Exercise brief: Work through the data and report how many lines include the string "this", giving the number alone.

Records provided:
^^^^^^^^^^^^^^^^
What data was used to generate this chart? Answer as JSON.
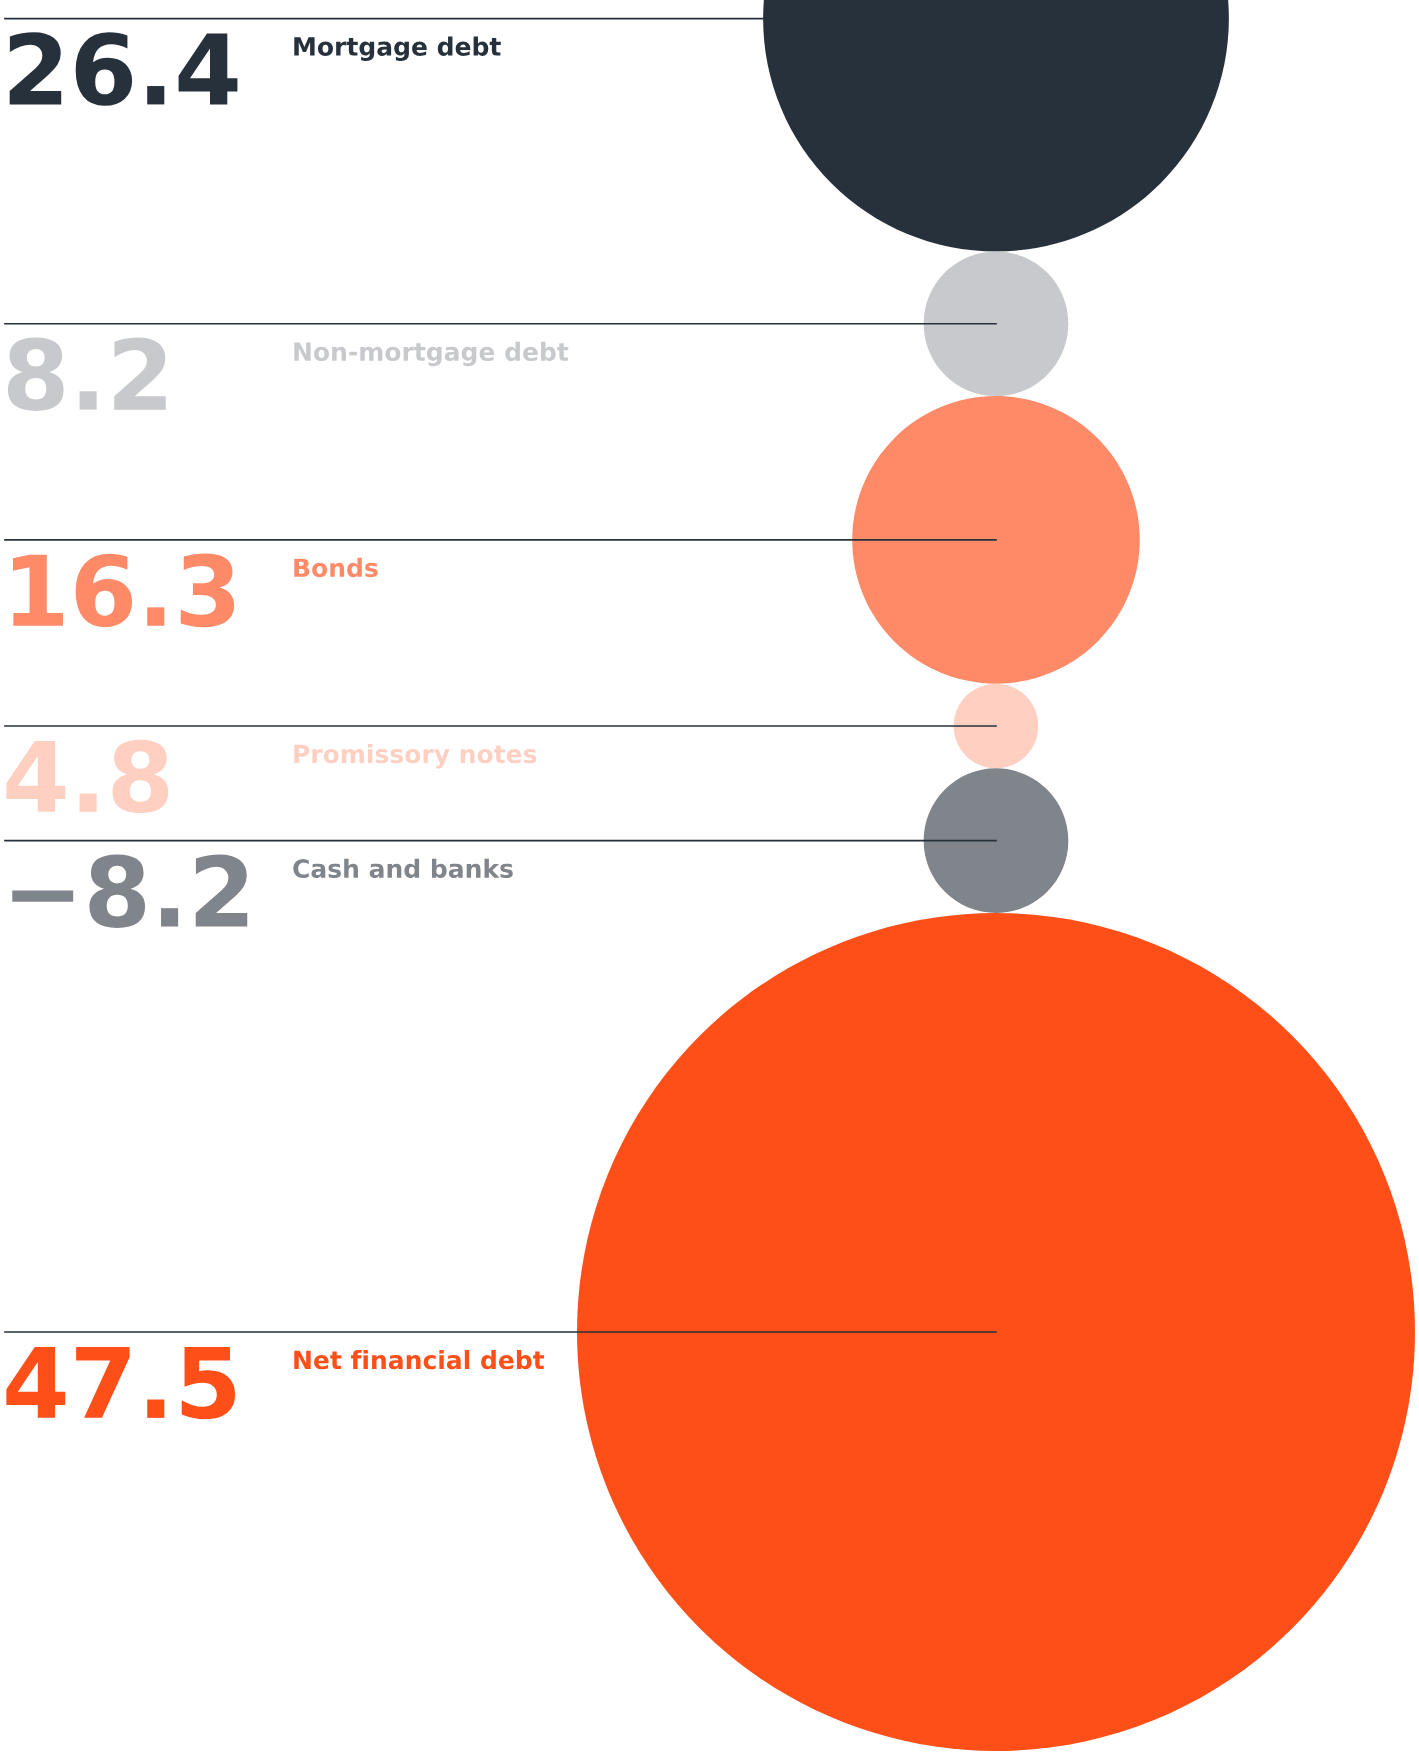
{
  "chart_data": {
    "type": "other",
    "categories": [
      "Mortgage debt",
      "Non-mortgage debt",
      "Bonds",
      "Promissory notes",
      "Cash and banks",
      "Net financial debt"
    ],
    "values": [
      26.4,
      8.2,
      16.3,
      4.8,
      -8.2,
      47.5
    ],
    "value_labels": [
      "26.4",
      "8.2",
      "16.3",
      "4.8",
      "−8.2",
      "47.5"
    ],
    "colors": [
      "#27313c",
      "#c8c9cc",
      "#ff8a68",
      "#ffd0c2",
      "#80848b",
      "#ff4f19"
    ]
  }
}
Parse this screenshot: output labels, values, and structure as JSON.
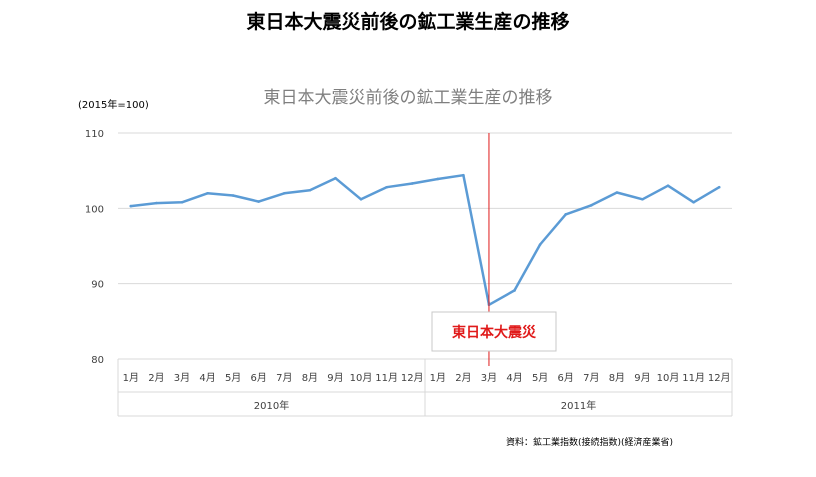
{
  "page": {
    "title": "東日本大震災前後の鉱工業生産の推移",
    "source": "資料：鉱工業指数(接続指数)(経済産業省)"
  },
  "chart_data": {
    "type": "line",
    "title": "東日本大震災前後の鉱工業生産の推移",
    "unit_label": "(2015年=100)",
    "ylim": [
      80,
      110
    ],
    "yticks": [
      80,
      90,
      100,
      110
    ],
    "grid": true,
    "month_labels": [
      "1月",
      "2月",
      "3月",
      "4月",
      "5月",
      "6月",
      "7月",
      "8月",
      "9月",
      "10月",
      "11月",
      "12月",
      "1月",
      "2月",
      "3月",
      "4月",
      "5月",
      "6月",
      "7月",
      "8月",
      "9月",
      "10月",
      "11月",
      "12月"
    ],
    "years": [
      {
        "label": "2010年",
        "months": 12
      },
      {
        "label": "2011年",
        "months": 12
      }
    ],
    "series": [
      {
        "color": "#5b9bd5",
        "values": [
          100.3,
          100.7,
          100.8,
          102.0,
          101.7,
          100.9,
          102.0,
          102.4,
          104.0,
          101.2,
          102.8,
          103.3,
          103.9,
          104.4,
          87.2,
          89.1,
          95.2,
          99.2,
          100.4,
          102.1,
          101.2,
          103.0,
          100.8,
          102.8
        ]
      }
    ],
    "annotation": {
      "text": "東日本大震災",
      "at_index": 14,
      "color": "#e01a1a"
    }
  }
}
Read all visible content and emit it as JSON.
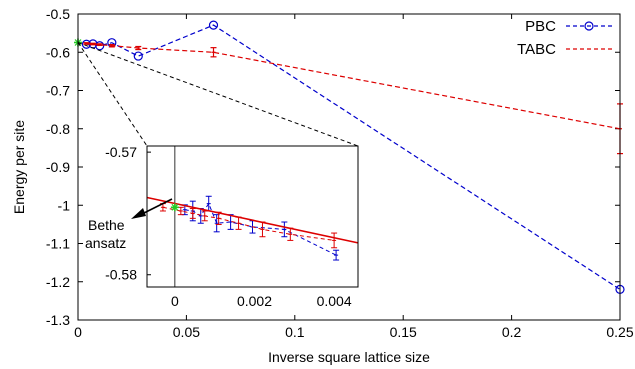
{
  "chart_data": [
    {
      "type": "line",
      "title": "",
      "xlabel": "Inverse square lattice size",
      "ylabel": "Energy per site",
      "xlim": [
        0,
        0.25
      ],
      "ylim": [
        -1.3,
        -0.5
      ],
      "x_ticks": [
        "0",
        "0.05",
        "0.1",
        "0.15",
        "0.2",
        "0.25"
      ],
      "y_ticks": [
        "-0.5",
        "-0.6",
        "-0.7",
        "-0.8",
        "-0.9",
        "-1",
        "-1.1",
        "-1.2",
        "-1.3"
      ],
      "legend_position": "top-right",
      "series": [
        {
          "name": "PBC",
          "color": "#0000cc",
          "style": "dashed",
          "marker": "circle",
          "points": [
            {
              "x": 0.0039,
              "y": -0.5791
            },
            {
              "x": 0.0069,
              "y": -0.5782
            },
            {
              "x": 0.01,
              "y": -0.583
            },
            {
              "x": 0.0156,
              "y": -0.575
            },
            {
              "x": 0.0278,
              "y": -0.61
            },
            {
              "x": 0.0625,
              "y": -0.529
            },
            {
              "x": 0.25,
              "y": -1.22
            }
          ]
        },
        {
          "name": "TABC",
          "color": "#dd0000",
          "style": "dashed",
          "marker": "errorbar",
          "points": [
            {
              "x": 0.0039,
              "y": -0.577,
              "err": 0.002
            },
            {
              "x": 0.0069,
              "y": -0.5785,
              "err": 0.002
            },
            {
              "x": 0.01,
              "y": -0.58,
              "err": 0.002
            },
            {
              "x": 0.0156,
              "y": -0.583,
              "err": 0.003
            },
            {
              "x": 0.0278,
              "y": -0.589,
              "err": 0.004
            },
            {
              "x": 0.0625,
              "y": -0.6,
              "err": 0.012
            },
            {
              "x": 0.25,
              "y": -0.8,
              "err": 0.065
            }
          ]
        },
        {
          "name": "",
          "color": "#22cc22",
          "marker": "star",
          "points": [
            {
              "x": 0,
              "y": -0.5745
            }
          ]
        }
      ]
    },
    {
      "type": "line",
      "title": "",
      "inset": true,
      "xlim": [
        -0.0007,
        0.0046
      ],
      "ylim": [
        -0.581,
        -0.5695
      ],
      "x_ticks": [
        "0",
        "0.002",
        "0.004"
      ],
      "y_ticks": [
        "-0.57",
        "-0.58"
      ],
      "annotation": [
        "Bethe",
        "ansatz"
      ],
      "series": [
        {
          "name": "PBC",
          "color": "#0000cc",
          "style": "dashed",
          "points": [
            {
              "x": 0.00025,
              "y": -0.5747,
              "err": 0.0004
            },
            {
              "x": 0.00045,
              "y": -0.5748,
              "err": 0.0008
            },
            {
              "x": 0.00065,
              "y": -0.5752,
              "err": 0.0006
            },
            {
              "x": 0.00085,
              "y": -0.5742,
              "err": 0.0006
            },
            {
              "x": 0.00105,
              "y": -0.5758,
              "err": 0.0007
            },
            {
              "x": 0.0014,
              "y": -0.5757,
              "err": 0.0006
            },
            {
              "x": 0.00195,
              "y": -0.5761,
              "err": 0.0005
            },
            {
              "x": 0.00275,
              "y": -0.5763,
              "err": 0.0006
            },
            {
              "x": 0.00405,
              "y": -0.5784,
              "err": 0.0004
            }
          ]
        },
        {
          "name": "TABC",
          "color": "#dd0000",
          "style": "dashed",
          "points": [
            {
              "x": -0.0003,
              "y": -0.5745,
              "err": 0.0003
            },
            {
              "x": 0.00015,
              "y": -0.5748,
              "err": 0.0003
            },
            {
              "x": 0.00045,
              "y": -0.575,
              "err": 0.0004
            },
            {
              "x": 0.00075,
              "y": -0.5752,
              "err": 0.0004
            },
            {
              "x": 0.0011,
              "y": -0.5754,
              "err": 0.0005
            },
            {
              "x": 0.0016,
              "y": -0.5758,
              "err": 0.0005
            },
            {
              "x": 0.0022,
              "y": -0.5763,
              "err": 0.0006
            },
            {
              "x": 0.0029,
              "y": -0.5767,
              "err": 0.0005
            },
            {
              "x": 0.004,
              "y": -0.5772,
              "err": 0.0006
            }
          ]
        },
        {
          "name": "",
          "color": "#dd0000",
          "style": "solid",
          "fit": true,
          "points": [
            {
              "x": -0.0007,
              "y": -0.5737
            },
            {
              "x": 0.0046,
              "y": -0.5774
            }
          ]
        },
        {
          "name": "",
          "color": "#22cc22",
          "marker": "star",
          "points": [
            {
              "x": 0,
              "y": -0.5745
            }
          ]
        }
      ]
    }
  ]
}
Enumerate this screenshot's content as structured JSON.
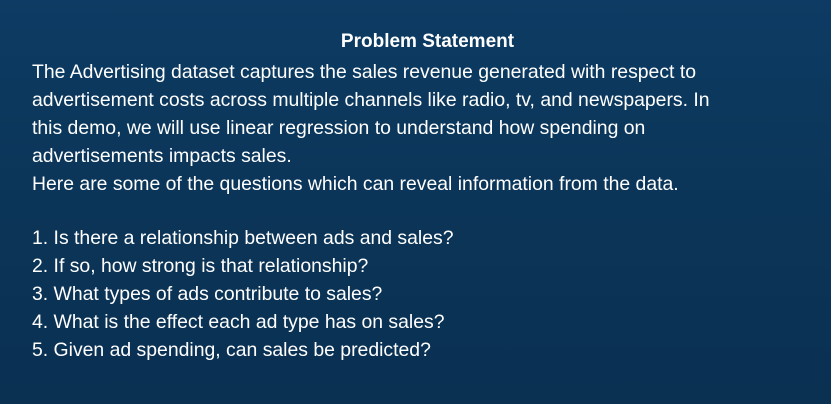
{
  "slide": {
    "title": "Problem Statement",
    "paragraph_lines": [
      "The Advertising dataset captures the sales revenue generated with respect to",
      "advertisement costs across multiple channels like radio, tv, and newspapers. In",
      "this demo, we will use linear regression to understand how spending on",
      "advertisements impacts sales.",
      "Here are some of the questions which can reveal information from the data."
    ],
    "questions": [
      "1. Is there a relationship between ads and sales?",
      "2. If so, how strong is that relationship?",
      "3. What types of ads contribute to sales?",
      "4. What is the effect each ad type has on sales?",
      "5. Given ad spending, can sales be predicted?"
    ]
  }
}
^^^^^^^^^^^^^^^^
Answer to the task: 4